- _GOAL OF THE EXERCISE_: Repeat the entire listing exactly.

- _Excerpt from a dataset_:
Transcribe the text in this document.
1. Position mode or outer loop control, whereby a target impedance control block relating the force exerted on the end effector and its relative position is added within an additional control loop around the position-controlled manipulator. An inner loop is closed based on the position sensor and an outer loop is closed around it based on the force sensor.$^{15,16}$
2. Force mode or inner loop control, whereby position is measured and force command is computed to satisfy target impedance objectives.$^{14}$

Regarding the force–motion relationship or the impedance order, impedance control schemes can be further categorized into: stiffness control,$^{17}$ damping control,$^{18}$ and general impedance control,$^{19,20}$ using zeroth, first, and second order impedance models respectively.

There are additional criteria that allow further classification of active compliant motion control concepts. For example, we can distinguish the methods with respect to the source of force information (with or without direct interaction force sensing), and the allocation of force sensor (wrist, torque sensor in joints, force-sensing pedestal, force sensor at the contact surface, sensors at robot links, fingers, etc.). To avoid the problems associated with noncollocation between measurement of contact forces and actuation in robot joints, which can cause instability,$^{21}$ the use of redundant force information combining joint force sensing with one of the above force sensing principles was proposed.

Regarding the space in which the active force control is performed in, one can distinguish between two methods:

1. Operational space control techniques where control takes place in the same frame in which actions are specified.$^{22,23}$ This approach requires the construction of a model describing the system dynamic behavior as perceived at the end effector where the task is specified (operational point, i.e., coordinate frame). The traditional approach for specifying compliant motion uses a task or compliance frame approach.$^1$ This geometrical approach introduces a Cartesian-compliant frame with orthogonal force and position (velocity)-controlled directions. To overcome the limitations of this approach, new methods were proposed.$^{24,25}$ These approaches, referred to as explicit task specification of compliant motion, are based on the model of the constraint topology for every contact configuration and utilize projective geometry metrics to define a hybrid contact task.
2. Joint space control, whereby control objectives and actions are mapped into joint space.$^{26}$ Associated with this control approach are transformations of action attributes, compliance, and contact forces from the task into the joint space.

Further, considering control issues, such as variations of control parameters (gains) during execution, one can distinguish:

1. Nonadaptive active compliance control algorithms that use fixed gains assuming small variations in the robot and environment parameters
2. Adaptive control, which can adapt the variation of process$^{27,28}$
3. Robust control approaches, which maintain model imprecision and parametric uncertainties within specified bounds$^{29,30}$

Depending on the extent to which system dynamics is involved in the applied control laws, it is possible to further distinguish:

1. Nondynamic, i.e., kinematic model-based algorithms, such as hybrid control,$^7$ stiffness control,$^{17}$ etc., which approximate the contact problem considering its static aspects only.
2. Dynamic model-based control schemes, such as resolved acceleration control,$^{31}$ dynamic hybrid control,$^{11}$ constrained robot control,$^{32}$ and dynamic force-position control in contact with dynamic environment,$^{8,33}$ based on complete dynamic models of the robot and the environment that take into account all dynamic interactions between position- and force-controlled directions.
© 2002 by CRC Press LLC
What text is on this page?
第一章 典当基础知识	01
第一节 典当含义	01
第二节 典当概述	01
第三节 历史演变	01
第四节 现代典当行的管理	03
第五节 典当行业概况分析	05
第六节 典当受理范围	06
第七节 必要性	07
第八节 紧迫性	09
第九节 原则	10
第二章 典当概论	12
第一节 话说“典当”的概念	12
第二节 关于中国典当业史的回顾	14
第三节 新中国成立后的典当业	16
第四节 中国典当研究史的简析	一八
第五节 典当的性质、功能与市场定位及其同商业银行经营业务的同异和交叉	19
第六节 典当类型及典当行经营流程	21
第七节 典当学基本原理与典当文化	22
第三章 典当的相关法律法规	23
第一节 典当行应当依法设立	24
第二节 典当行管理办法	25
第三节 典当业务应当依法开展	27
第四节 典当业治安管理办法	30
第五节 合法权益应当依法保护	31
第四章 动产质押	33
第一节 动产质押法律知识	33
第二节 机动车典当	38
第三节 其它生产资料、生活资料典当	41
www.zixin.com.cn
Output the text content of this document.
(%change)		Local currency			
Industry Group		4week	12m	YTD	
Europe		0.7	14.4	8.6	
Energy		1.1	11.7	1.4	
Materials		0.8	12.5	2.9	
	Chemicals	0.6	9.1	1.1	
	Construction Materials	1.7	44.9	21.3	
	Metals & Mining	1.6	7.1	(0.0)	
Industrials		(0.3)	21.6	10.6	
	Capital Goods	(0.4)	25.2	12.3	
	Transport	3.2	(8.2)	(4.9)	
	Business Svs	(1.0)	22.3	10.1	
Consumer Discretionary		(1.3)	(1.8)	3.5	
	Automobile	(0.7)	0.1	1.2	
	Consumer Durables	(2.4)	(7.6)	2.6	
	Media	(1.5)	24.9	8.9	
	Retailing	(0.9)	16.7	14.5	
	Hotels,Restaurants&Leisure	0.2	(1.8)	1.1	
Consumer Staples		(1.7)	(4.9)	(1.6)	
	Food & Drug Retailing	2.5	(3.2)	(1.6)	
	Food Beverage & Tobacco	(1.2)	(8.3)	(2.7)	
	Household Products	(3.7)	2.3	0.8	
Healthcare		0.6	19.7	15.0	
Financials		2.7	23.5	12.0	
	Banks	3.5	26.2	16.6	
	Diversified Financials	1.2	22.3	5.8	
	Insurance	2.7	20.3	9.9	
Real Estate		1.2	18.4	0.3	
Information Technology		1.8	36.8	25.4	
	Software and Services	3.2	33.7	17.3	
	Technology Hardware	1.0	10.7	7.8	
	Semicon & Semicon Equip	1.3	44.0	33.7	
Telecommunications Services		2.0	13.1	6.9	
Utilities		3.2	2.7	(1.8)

- _ANSWER TO THIS TASK_:
Transcribe the text in this document.
1. Position mode or outer loop control, whereby a target impedance control block relating the force exerted on the end effector and its relative position is added within an additional control loop around the position-controlled manipulator. An inner loop is closed based on the position sensor and an outer loop is closed around it based on the force sensor.$^{15,16}$
2. Force mode or inner loop control, whereby position is measured and force command is computed to satisfy target impedance objectives.$^{14}$

Regarding the force–motion relationship or the impedance order, impedance control schemes can be further categorized into: stiffness control,$^{17}$ damping control,$^{18}$ and general impedance control,$^{19,20}$ using zeroth, first, and second order impedance models respectively.

There are additional criteria that allow further classification of active compliant motion control concepts. For example, we can distinguish the methods with respect to the source of force information (with or without direct interaction force sensing), and the allocation of force sensor (wrist, torque sensor in joints, force-sensing pedestal, force sensor at the contact surface, sensors at robot links, fingers, etc.). To avoid the problems associated with noncollocation between measurement of contact forces and actuation in robot joints, which can cause instability,$^{21}$ the use of redundant force information combining joint force sensing with one of the above force sensing principles was proposed.

Regarding the space in which the active force control is performed in, one can distinguish between two methods:

1. Operational space control techniques where control takes place in the same frame in which actions are specified.$^{22,23}$ This approach requires the construction of a model describing the system dynamic behavior as perceived at the end effector where the task is specified (operational point, i.e., coordinate frame). The traditional approach for specifying compliant motion uses a task or compliance frame approach.$^1$ This geometrical approach introduces a Cartesian-compliant frame with orthogonal force and position (velocity)-controlled directions. To overcome the limitations of this approach, new methods were proposed.$^{24,25}$ These approaches, referred to as explicit task specification of compliant motion, are based on the model of the constraint topology for every contact configuration and utilize projective geometry metrics to define a hybrid contact task.
2. Joint space control, whereby control objectives and actions are mapped into joint space.$^{26}$ Associated with this control approach are transformations of action attributes, compliance, and contact forces from the task into the joint space.

Further, considering control issues, such as variations of control parameters (gains) during execution, one can distinguish:

1. Nonadaptive active compliance control algorithms that use fixed gains assuming small variations in the robot and environment parameters
2. Adaptive control, which can adapt the variation of process$^{27,28}$
3. Robust control approaches, which maintain model imprecision and parametric uncertainties within specified bounds$^{29,30}$

Depending on the extent to which system dynamics is involved in the applied control laws, it is possible to further distinguish:

1. Nondynamic, i.e., kinematic model-based algorithms, such as hybrid control,$^7$ stiffness control,$^{17}$ etc., which approximate the contact problem considering its static aspects only.
2. Dynamic model-based control schemes, such as resolved acceleration control,$^{31}$ dynamic hybrid control,$^{11}$ constrained robot control,$^{32}$ and dynamic force-position control in contact with dynamic environment,$^{8,33}$ based on complete dynamic models of the robot and the environment that take into account all dynamic interactions between position- and force-controlled directions.
© 2002 by CRC Press LLC
What text is on this page?
第一章 典当基础知识	01
第一节 典当含义	01
第二节 典当概述	01
第三节 历史演变	01
第四节 现代典当行的管理	03
第五节 典当行业概况分析	05
第六节 典当受理范围	06
第七节 必要性	07
第八节 紧迫性	09
第九节 原则	10
第二章 典当概论	12
第一节 话说“典当”的概念	12
第二节 关于中国典当业史的回顾	14
第三节 新中国成立后的典当业	16
第四节 中国典当研究史的简析	一八
第五节 典当的性质、功能与市场定位及其同商业银行经营业务的同异和交叉	19
第六节 典当类型及典当行经营流程	21
第七节 典当学基本原理与典当文化	22
第三章 典当的相关法律法规	23
第一节 典当行应当依法设立	24
第二节 典当行管理办法	25
第三节 典当业务应当依法开展	27
第四节 典当业治安管理办法	30
第五节 合法权益应当依法保护	31
第四章 动产质押	33
第一节 动产质押法律知识	33
第二节 机动车典当	38
第三节 其它生产资料、生活资料典当	41
www.zixin.com.cn
Output the text content of this document.
(%change)		Local currency			
Industry Group		4week	12m	YTD	
Europe		0.7	14.4	8.6	
Energy		1.1	11.7	1.4	
Materials		0.8	12.5	2.9	
	Chemicals	0.6	9.1	1.1	
	Construction Materials	1.7	44.9	21.3	
	Metals & Mining	1.6	7.1	(0.0)	
Industrials		(0.3)	21.6	10.6	
	Capital Goods	(0.4)	25.2	12.3	
	Transport	3.2	(8.2)	(4.9)	
	Business Svs	(1.0)	22.3	10.1	
Consumer Discretionary		(1.3)	(1.8)	3.5	
	Automobile	(0.7)	0.1	1.2	
	Consumer Durables	(2.4)	(7.6)	2.6	
	Media	(1.5)	24.9	8.9	
	Retailing	(0.9)	16.7	14.5	
	Hotels,Restaurants&Leisure	0.2	(1.8)	1.1	
Consumer Staples		(1.7)	(4.9)	(1.6)	
	Food & Drug Retailing	2.5	(3.2)	(1.6)	
	Food Beverage & Tobacco	(1.2)	(8.3)	(2.7)	
	Household Products	(3.7)	2.3	0.8	
Healthcare		0.6	19.7	15.0	
Financials		2.7	23.5	12.0	
	Banks	3.5	26.2	16.6	
	Diversified Financials	1.2	22.3	5.8	
	Insurance	2.7	20.3	9.9	
Real Estate		1.2	18.4	0.3	
Information Technology		1.8	36.8	25.4	
	Software and Services	3.2	33.7	17.3	
	Technology Hardware	1.0	10.7	7.8	
	Semicon & Semicon Equip	1.3	44.0	33.7	
Telecommunications Services		2.0	13.1	6.9	
Utilities		3.2	2.7	(1.8)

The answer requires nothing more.